* [Exercise details]
Copy out each line of the material in which the word "Spend" appears.

* [Records for processing]

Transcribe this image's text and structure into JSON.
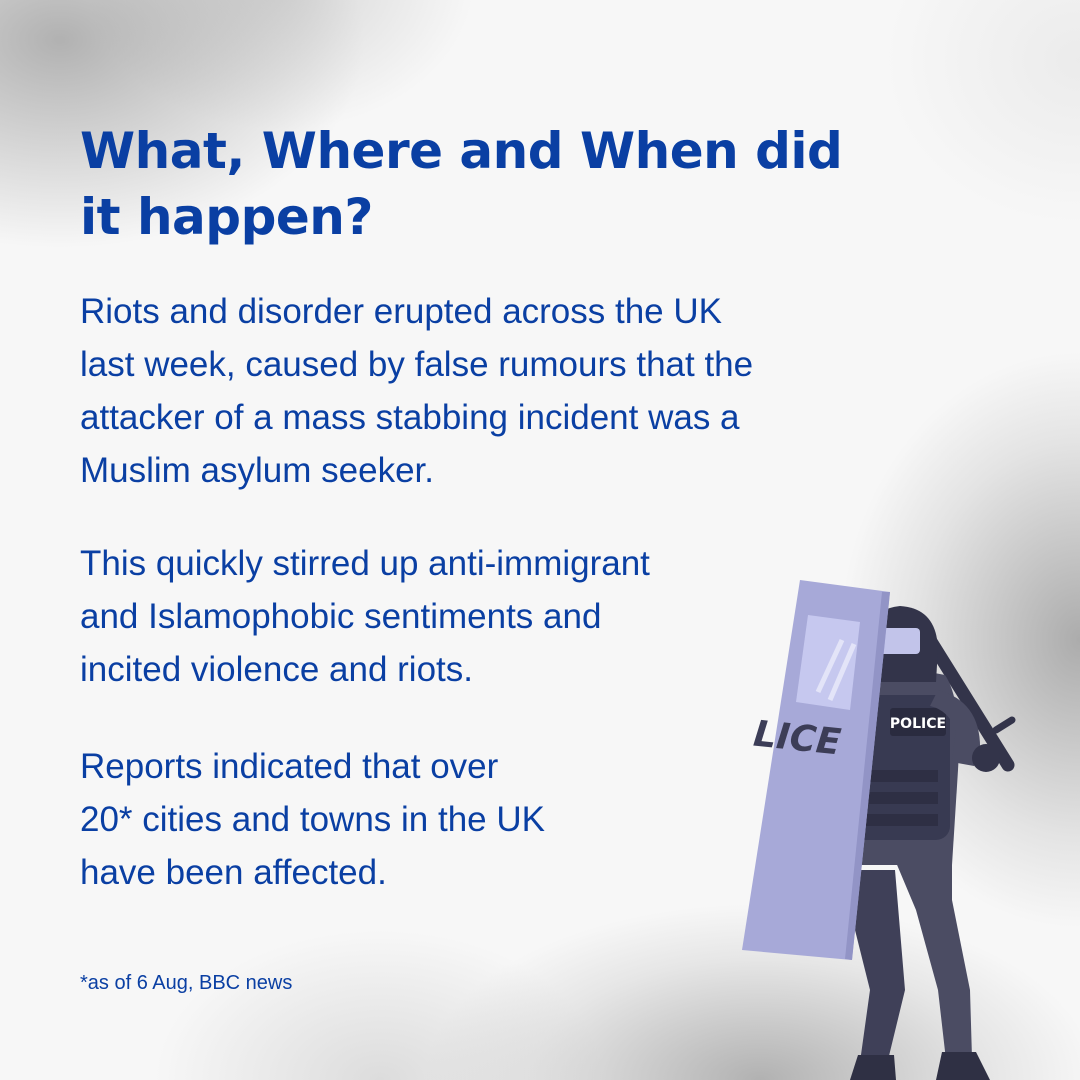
{
  "heading": {
    "line1": "What, Where and When did",
    "line2": "it happen?"
  },
  "paragraphs": {
    "p1": {
      "l1": "Riots and disorder erupted across the UK",
      "l2": "last week, caused by false rumours that the",
      "l3": "attacker of a mass stabbing incident was a",
      "l4": "Muslim asylum seeker."
    },
    "p2": {
      "l1": "This quickly stirred up anti-immigrant",
      "l2": "and Islamophobic sentiments and",
      "l3": "incited violence and riots."
    },
    "p3": {
      "l1": "Reports indicated that over",
      "l2": "20* cities and towns in the UK",
      "l3": "have been affected."
    }
  },
  "footnote": "*as of 6 Aug, BBC news",
  "illustration": {
    "shield_text": "LICE",
    "vest_text": "POLICE"
  },
  "colors": {
    "text": "#0a3fa3",
    "shield": "#a7a9d8",
    "suit": "#4b4c63"
  }
}
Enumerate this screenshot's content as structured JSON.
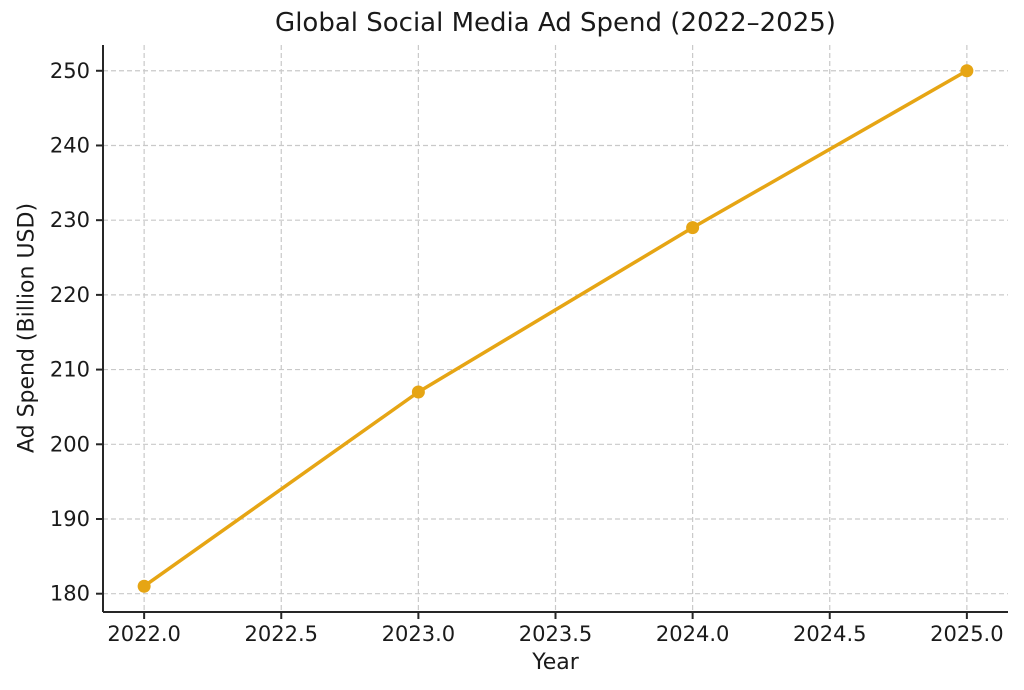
{
  "chart_data": {
    "type": "line",
    "title": "Global Social Media Ad Spend (2022–2025)",
    "xlabel": "Year",
    "ylabel": "Ad Spend (Billion USD)",
    "series": [
      {
        "name": "Ad Spend",
        "x": [
          2022,
          2023,
          2024,
          2025
        ],
        "values": [
          181,
          207,
          229,
          250
        ],
        "color": "#E6A514",
        "marker": "circle",
        "line_width": 3.5,
        "marker_radius": 6.5
      }
    ],
    "xlim": [
      2021.85,
      2025.15
    ],
    "ylim": [
      177.55,
      253.45
    ],
    "x_ticks": [
      2022.0,
      2022.5,
      2023.0,
      2023.5,
      2024.0,
      2024.5,
      2025.0
    ],
    "x_tick_labels": [
      "2022.0",
      "2022.5",
      "2023.0",
      "2023.5",
      "2024.0",
      "2024.5",
      "2025.0"
    ],
    "y_ticks": [
      180,
      190,
      200,
      210,
      220,
      230,
      240,
      250
    ],
    "y_tick_labels": [
      "180",
      "190",
      "200",
      "210",
      "220",
      "230",
      "240",
      "250"
    ],
    "grid": true,
    "grid_style": "dashed",
    "grid_color": "#c9c9c9",
    "spine_color": "#262626",
    "text_color": "#1a1a1a",
    "background_color": "#ffffff",
    "legend": false
  }
}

* [Solved exercise]
    "title": "Global Social Media Ad Spend (2022–2025)",
    "ylabel": "Ad Spend (Billion USD)",
        "name": "Ad Spend",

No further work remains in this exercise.